Excerpted passage:
★ ★ ★

Our conclusion, therefore, is that the act of 1873 for the insufficiency of its title is unconstitutional and void, and hence all subsequent legislation based upon that act must fall with it. When the act of 1886 was passed, under which the defendant proposes to lay down its tracks and to construct its underground railways, it had no power to construct an underground railway for the transportation of passengers and general freight through tunnels, and, therefore, that act is in conflict with section 18 of article 3 of the Constitution, which forbids the legislature to pass a private or local bill granting to any corporation the right to lay down railroad tracks or to construct a street railroad except upon conditions mentioned in that section. ( Matter of N.Y. District R. Co., 107 N.Y. 42.)
We need go no further. The conclusion already reached renders it unnecessary to solve the various other questions argued with much ability and learning by the able counsel who appeared before us.
The judgment should be affirmed, with costs.
GRAY, J. I concur with EARL, J., in his opinion that the act of 1873 was unconstitutional and void, in that it failed to comply with section 16 of article 3 of the Constitution. But I am further of the opinion, assuming that the act of 1873 was valid, and that there was an acceptance of and a valid compliance with its conditions, and that there was a waiver of causes of forfeiture by the passage of the act of 1886, that the latter act was in violation of the provisions of the constitutional amendment, which went into effect on January 1, 1875. By that amendment the legislature was inhibited from passing a private or local bill, granting to any corporation the right to lay down railroad tracks, or any exclusive privilege, immunity or franchise whatever. The act of 1886, under which the appellant claims to have acquired its present rights, cannot, in my view of what it grants, be upheld as legislation, which merely regulates the exercise of powers formerly granted to and possessed by an existing corporation. It went far beyond that. It was, in fact, a new grant of substantive rights, in addition to and differing from what might have been claimed under the act of 1873. By the act of 1873 the company would have had the right to construct a railway in tubes, which should not occupy a greater space than thirty-one feet in width, by eighteen feet in height, exterior measurements. The company could not have approached within two feet of the curb line, nor within eighteen feet of the building line. These restrictions must be deemed to be important limitations and wholesome provisions, designed for the protection of the rights of the abutting property owners and to secure to the public the rightful enjoyment of the streets as such. By the act of 1886 they would possess the right to excavate for their railways a space of forty-four feet, inside measurements, in width and without any limitation as to depth. They might construct railways, without the use of tubes or tunnels, and use any motive power, which would not permit of the emission of smoke, gas or cinders.

★ ★ ★

Dataset rows:
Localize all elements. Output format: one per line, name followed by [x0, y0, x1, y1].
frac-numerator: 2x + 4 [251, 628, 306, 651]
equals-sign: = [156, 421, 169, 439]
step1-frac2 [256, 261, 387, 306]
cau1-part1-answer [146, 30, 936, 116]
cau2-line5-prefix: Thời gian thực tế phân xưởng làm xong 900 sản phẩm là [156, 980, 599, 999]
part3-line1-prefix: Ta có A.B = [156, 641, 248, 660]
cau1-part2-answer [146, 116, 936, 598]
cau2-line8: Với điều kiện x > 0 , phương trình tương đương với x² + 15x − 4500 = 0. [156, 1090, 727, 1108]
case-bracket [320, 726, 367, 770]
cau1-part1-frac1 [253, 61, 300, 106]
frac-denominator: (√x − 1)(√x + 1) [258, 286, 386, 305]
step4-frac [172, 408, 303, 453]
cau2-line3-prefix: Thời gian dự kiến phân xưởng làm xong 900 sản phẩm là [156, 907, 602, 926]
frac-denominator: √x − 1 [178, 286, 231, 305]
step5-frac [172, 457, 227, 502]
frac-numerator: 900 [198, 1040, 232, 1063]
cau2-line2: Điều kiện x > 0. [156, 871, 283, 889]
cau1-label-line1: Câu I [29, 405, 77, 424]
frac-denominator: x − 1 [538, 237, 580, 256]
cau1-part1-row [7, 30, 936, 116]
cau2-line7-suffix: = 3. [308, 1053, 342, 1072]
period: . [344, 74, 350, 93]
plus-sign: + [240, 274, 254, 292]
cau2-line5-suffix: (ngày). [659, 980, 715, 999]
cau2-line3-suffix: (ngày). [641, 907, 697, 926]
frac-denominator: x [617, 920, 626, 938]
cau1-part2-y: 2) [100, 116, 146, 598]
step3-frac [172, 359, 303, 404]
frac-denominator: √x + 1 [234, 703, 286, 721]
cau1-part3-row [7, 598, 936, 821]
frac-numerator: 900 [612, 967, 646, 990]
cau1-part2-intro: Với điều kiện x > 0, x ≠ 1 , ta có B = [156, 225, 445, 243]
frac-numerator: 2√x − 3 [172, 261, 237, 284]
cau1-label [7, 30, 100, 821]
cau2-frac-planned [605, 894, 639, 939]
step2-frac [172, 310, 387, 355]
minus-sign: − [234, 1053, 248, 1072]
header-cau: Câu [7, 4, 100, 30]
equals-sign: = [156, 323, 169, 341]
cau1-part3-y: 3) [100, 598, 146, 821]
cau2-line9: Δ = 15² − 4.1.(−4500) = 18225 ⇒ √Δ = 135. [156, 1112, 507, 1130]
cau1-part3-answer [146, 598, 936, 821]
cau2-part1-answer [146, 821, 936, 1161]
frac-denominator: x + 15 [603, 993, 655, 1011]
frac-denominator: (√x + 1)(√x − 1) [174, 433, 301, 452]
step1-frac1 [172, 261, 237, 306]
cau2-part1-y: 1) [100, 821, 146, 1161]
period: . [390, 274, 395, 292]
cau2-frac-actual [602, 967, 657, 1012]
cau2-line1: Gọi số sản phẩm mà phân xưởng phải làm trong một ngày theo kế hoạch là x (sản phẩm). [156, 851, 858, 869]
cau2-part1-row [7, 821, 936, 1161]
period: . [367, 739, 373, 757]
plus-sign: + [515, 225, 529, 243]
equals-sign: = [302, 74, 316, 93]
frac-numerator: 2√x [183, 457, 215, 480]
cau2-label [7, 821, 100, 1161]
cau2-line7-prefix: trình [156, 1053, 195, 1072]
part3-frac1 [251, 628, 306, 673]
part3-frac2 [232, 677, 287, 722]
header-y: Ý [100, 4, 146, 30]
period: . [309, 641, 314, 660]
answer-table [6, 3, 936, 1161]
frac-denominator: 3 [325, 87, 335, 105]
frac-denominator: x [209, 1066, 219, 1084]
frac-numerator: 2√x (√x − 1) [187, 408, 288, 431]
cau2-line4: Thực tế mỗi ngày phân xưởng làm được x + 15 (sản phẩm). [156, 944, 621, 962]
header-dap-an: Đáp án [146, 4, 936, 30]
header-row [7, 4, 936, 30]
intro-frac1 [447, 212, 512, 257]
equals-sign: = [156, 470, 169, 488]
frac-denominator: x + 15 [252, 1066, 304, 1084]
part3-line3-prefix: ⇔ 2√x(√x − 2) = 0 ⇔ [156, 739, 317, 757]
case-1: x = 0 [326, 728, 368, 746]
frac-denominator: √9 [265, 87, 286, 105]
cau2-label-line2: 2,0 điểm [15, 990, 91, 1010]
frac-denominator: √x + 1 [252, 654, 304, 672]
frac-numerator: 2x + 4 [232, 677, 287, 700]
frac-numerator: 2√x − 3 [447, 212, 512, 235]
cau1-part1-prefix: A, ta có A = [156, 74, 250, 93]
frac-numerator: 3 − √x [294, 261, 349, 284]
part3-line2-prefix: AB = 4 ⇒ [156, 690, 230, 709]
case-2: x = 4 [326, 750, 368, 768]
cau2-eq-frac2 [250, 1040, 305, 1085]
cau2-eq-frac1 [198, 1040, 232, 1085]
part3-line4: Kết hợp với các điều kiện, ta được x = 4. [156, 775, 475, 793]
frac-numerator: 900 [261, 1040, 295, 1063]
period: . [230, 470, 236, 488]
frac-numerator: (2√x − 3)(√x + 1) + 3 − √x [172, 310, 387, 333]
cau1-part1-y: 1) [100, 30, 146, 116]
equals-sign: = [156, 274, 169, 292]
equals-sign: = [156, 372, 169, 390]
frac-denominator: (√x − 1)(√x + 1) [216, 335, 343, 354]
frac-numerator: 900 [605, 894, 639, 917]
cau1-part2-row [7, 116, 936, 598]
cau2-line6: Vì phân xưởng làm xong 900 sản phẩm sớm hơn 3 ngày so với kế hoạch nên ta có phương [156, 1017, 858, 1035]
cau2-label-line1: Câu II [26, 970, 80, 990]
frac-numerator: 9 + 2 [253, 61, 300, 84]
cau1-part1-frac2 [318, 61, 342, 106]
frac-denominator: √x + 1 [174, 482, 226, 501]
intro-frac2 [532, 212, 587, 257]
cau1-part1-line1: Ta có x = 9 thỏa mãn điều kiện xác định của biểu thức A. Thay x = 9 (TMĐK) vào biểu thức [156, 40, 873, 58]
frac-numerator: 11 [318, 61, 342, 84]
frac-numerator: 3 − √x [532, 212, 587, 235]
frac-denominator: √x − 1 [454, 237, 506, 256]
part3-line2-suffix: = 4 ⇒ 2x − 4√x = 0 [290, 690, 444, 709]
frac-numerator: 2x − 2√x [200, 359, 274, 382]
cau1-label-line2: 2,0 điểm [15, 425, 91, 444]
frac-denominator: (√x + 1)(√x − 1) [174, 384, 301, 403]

★ ★ ★

Tasks to perform:
• a. Answer these questions from the opinion excerpt:
(i) Which section and article of the Constitution does the first paragraph say the act of 1886 conflicts with?
(ii) On what date did the constitutional amendment cited by GRAY, J. go into effect?
(iii) How wide a space could be excavated for the railways under the act of 1886?
• b. Carry on the opinion excerpt from the point where it stops.
The listing comes from a different source than the opinion excerpt.

Response list:
• a.
(i) Section 18 of article 3.
(ii) January 1, 1875.
(iii) Forty-four feet, inside measurements.

• b.
I think we have here a pretty wide departure from the rights and powers to be enjoyed under the act of 1873. The pneumatic tube, of a diameter of fifty-four inches, for the transportation of packages and merchandise, authorized under the original charter of 1868, and which was transmuted by the act of 1873 into a tubular passenger and freight railway, has now wholly disappeared, and in its place appears a scheme for what amounts to a complete occupation of the street for railway purposes; except so far as it leaves a roof over the excavation to take the place of the street surface. This grant of a right to excavate the street, to an extent practically unlimited, and the permission to abandon tubes and to construct railways in the excavation, are matters of grant too serious in their nature and consequences, under the circumstances of the case, to be passed over as in mere regulation of an existing franchise. To allow such legislation is, in my opinion, to nullify the beneficial and protective objects aimed at by the constitutional amendment of 1875.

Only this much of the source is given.